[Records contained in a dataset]
==================================================
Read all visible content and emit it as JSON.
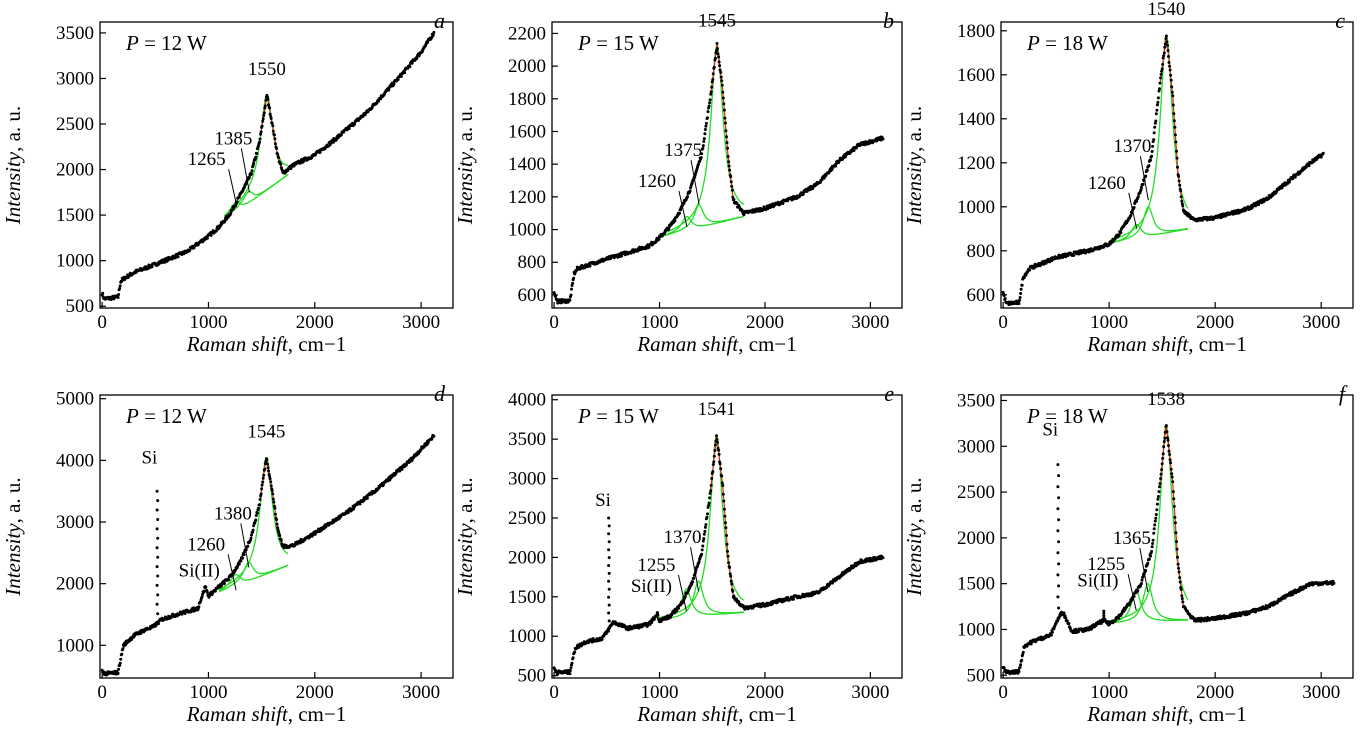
{
  "chart_data": [
    {
      "panel": "a",
      "type": "scatter",
      "power_symbol": "P",
      "power_value": " = 12 W",
      "xlabel": "Raman shift",
      "xunit": ", cm−1",
      "ylabel": "Intensity",
      "yunit": ", a. u.",
      "xlim": [
        -20,
        3300
      ],
      "ylim": [
        480,
        3620
      ],
      "xticks": [
        0,
        1000,
        2000,
        3000
      ],
      "yticks": [
        500,
        1000,
        1500,
        2000,
        2500,
        3000,
        3500
      ],
      "peaks": [
        {
          "label": "1265",
          "x": 1265,
          "y": 1850
        },
        {
          "label": "1385",
          "x": 1385,
          "y": 1990
        },
        {
          "label": "1550",
          "x": 1550,
          "y": 2820
        }
      ],
      "spectrum": [
        [
          0,
          640
        ],
        [
          20,
          580
        ],
        [
          150,
          600
        ],
        [
          175,
          770
        ],
        [
          200,
          800
        ],
        [
          300,
          870
        ],
        [
          500,
          960
        ],
        [
          800,
          1100
        ],
        [
          1000,
          1270
        ],
        [
          1100,
          1370
        ],
        [
          1200,
          1510
        ],
        [
          1300,
          1720
        ],
        [
          1400,
          1950
        ],
        [
          1480,
          2300
        ],
        [
          1550,
          2820
        ],
        [
          1600,
          2500
        ],
        [
          1650,
          2160
        ],
        [
          1700,
          1960
        ],
        [
          1800,
          2050
        ],
        [
          2000,
          2160
        ],
        [
          2200,
          2340
        ],
        [
          2500,
          2640
        ],
        [
          2800,
          3020
        ],
        [
          3000,
          3290
        ],
        [
          3120,
          3500
        ]
      ],
      "peak_bands": [
        [
          1265,
          1640,
          60
        ],
        [
          1385,
          1760,
          55
        ],
        [
          1550,
          2820,
          70
        ]
      ],
      "baseline": [
        [
          1150,
          1450
        ],
        [
          1750,
          1950
        ]
      ],
      "si": null
    },
    {
      "panel": "b",
      "type": "scatter",
      "power_symbol": "P",
      "power_value": " = 15 W",
      "xlabel": "Raman shift",
      "xunit": ", cm−1",
      "ylabel": "Intensity",
      "yunit": ", a. u.",
      "xlim": [
        -20,
        3300
      ],
      "ylim": [
        520,
        2270
      ],
      "xticks": [
        0,
        1000,
        2000,
        3000
      ],
      "yticks": [
        600,
        800,
        1000,
        1200,
        1400,
        1600,
        1800,
        2000,
        2200
      ],
      "peaks": [
        {
          "label": "1260",
          "x": 1260,
          "y": 1150
        },
        {
          "label": "1375",
          "x": 1375,
          "y": 1290
        },
        {
          "label": "1545",
          "x": 1545,
          "y": 2120
        }
      ],
      "spectrum": [
        [
          0,
          620
        ],
        [
          30,
          560
        ],
        [
          150,
          565
        ],
        [
          190,
          730
        ],
        [
          220,
          760
        ],
        [
          400,
          800
        ],
        [
          700,
          860
        ],
        [
          900,
          900
        ],
        [
          1000,
          950
        ],
        [
          1100,
          1020
        ],
        [
          1200,
          1120
        ],
        [
          1300,
          1260
        ],
        [
          1400,
          1460
        ],
        [
          1480,
          1800
        ],
        [
          1545,
          2130
        ],
        [
          1600,
          1850
        ],
        [
          1650,
          1450
        ],
        [
          1700,
          1180
        ],
        [
          1800,
          1100
        ],
        [
          2000,
          1130
        ],
        [
          2300,
          1200
        ],
        [
          2500,
          1280
        ],
        [
          2700,
          1420
        ],
        [
          2900,
          1520
        ],
        [
          3120,
          1560
        ]
      ],
      "peak_bands": [
        [
          1260,
          1080,
          55
        ],
        [
          1375,
          1150,
          55
        ],
        [
          1545,
          2130,
          70
        ]
      ],
      "baseline": [
        [
          1000,
          950
        ],
        [
          1800,
          1080
        ]
      ],
      "si": null
    },
    {
      "panel": "c",
      "type": "scatter",
      "power_symbol": "P",
      "power_value": " = 18 W",
      "xlabel": "Raman shift",
      "xunit": ", cm−1",
      "ylabel": "Intensity",
      "yunit": ", a. u.",
      "xlim": [
        -20,
        3300
      ],
      "ylim": [
        540,
        1840
      ],
      "xticks": [
        0,
        1000,
        2000,
        3000
      ],
      "yticks": [
        600,
        800,
        1000,
        1200,
        1400,
        1600,
        1800
      ],
      "peaks": [
        {
          "label": "1260",
          "x": 1260,
          "y": 1000
        },
        {
          "label": "1370",
          "x": 1370,
          "y": 1130
        },
        {
          "label": "1540",
          "x": 1540,
          "y": 1780
        }
      ],
      "spectrum": [
        [
          0,
          610
        ],
        [
          30,
          560
        ],
        [
          150,
          565
        ],
        [
          190,
          680
        ],
        [
          250,
          720
        ],
        [
          500,
          770
        ],
        [
          800,
          800
        ],
        [
          1000,
          830
        ],
        [
          1100,
          880
        ],
        [
          1200,
          960
        ],
        [
          1300,
          1080
        ],
        [
          1400,
          1230
        ],
        [
          1480,
          1560
        ],
        [
          1540,
          1780
        ],
        [
          1600,
          1500
        ],
        [
          1650,
          1150
        ],
        [
          1700,
          980
        ],
        [
          1800,
          940
        ],
        [
          2000,
          950
        ],
        [
          2300,
          990
        ],
        [
          2500,
          1040
        ],
        [
          2700,
          1120
        ],
        [
          2900,
          1200
        ],
        [
          3020,
          1240
        ]
      ],
      "peak_bands": [
        [
          1260,
          920,
          55
        ],
        [
          1370,
          1000,
          55
        ],
        [
          1540,
          1780,
          70
        ]
      ],
      "baseline": [
        [
          1000,
          830
        ],
        [
          1750,
          900
        ]
      ],
      "si": null
    },
    {
      "panel": "d",
      "type": "scatter",
      "power_symbol": "P",
      "power_value": " = 12 W",
      "xlabel": "Raman shift",
      "xunit": ", cm−1",
      "ylabel": "Intensity",
      "yunit": ", a. u.",
      "xlim": [
        -20,
        3300
      ],
      "ylim": [
        470,
        5060
      ],
      "xticks": [
        0,
        1000,
        2000,
        3000
      ],
      "yticks": [
        1000,
        2000,
        3000,
        4000,
        5000
      ],
      "peaks": [
        {
          "label": "1260",
          "x": 1260,
          "y": 2250
        },
        {
          "label": "1380",
          "x": 1380,
          "y": 2620
        },
        {
          "label": "1545",
          "x": 1545,
          "y": 4050
        }
      ],
      "spectrum": [
        [
          0,
          580
        ],
        [
          30,
          540
        ],
        [
          150,
          560
        ],
        [
          200,
          1000
        ],
        [
          300,
          1160
        ],
        [
          400,
          1250
        ],
        [
          480,
          1300
        ],
        [
          560,
          1420
        ],
        [
          700,
          1500
        ],
        [
          900,
          1600
        ],
        [
          970,
          1950
        ],
        [
          1000,
          1800
        ],
        [
          1100,
          1950
        ],
        [
          1200,
          2100
        ],
        [
          1300,
          2350
        ],
        [
          1400,
          2750
        ],
        [
          1480,
          3300
        ],
        [
          1545,
          4050
        ],
        [
          1600,
          3500
        ],
        [
          1650,
          2900
        ],
        [
          1700,
          2600
        ],
        [
          1800,
          2620
        ],
        [
          2000,
          2820
        ],
        [
          2300,
          3150
        ],
        [
          2600,
          3550
        ],
        [
          2900,
          4000
        ],
        [
          3120,
          4400
        ]
      ],
      "peak_bands": [
        [
          1260,
          2150,
          55
        ],
        [
          1380,
          2350,
          55
        ],
        [
          1545,
          4050,
          70
        ]
      ],
      "baseline": [
        [
          1100,
          1850
        ],
        [
          1750,
          2300
        ]
      ],
      "si": {
        "label": "Si",
        "label2": "Si(II)",
        "x": 520,
        "peak": 3500,
        "x2": 970,
        "peak2": 1950,
        "label_x": 520,
        "label_y": 3950,
        "label2_y": 2120
      }
    },
    {
      "panel": "e",
      "type": "scatter",
      "power_symbol": "P",
      "power_value": " = 15 W",
      "xlabel": "Raman shift",
      "xunit": ", cm−1",
      "ylabel": "Intensity",
      "yunit": ", a. u.",
      "xlim": [
        -20,
        3300
      ],
      "ylim": [
        470,
        4060
      ],
      "xticks": [
        0,
        1000,
        2000,
        3000
      ],
      "yticks": [
        500,
        1000,
        1500,
        2000,
        2500,
        3000,
        3500,
        4000
      ],
      "peaks": [
        {
          "label": "1255",
          "x": 1255,
          "y": 1600
        },
        {
          "label": "1370",
          "x": 1370,
          "y": 1850
        },
        {
          "label": "1541",
          "x": 1541,
          "y": 3550
        }
      ],
      "spectrum": [
        [
          0,
          590
        ],
        [
          30,
          540
        ],
        [
          150,
          545
        ],
        [
          200,
          850
        ],
        [
          300,
          930
        ],
        [
          450,
          970
        ],
        [
          500,
          1050
        ],
        [
          560,
          1180
        ],
        [
          700,
          1100
        ],
        [
          900,
          1150
        ],
        [
          980,
          1280
        ],
        [
          1000,
          1200
        ],
        [
          1100,
          1250
        ],
        [
          1200,
          1400
        ],
        [
          1300,
          1650
        ],
        [
          1400,
          2050
        ],
        [
          1480,
          2800
        ],
        [
          1541,
          3550
        ],
        [
          1600,
          2900
        ],
        [
          1650,
          2000
        ],
        [
          1700,
          1500
        ],
        [
          1800,
          1360
        ],
        [
          2000,
          1400
        ],
        [
          2300,
          1500
        ],
        [
          2500,
          1550
        ],
        [
          2700,
          1750
        ],
        [
          2900,
          1950
        ],
        [
          3120,
          2000
        ]
      ],
      "peak_bands": [
        [
          1255,
          1600,
          55
        ],
        [
          1370,
          1700,
          55
        ],
        [
          1541,
          3550,
          70
        ]
      ],
      "baseline": [
        [
          1000,
          1200
        ],
        [
          1800,
          1300
        ]
      ],
      "si": {
        "label": "Si",
        "label2": "Si(II)",
        "x": 520,
        "peak": 2500,
        "x2": 980,
        "peak2": 1300,
        "label_x": 540,
        "label_y": 2650,
        "label2_y": 1560
      }
    },
    {
      "panel": "f",
      "type": "scatter",
      "power_symbol": "P",
      "power_value": " = 18 W",
      "xlabel": "Raman shift",
      "xunit": ", cm−1",
      "ylabel": "Intensity",
      "yunit": ", a. u.",
      "xlim": [
        -20,
        3300
      ],
      "ylim": [
        470,
        3560
      ],
      "xticks": [
        0,
        1000,
        2000,
        3000
      ],
      "yticks": [
        500,
        1000,
        1500,
        2000,
        2500,
        3000,
        3500
      ],
      "peaks": [
        {
          "label": "1255",
          "x": 1255,
          "y": 1450
        },
        {
          "label": "1365",
          "x": 1365,
          "y": 1650
        },
        {
          "label": "1538",
          "x": 1538,
          "y": 3230
        }
      ],
      "spectrum": [
        [
          0,
          580
        ],
        [
          30,
          530
        ],
        [
          150,
          540
        ],
        [
          200,
          820
        ],
        [
          300,
          880
        ],
        [
          450,
          940
        ],
        [
          490,
          1050
        ],
        [
          560,
          1200
        ],
        [
          650,
          980
        ],
        [
          800,
          1000
        ],
        [
          950,
          1100
        ],
        [
          1000,
          1060
        ],
        [
          1100,
          1150
        ],
        [
          1200,
          1300
        ],
        [
          1300,
          1500
        ],
        [
          1400,
          1850
        ],
        [
          1480,
          2600
        ],
        [
          1538,
          3230
        ],
        [
          1600,
          2600
        ],
        [
          1650,
          1700
        ],
        [
          1700,
          1250
        ],
        [
          1800,
          1100
        ],
        [
          2000,
          1120
        ],
        [
          2300,
          1180
        ],
        [
          2500,
          1250
        ],
        [
          2700,
          1380
        ],
        [
          2900,
          1500
        ],
        [
          3120,
          1510
        ]
      ],
      "peak_bands": [
        [
          1255,
          1420,
          55
        ],
        [
          1365,
          1500,
          55
        ],
        [
          1538,
          3230,
          70
        ]
      ],
      "baseline": [
        [
          1000,
          1060
        ],
        [
          1750,
          1100
        ]
      ],
      "si": {
        "label": "Si",
        "label2": "Si(II)",
        "x": 520,
        "peak": 2800,
        "x2": 950,
        "peak2": 1200,
        "label_x": 520,
        "label_y": 3120,
        "label2_y": 1470
      }
    }
  ]
}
==================================================
**Stated problem:** Write down every line of the data above that includes the string "panel".

**Output:**
      "panel": "a",
      "panel": "b",
      "panel": "c",
      "panel": "d",
      "panel": "e",
      "panel": "f",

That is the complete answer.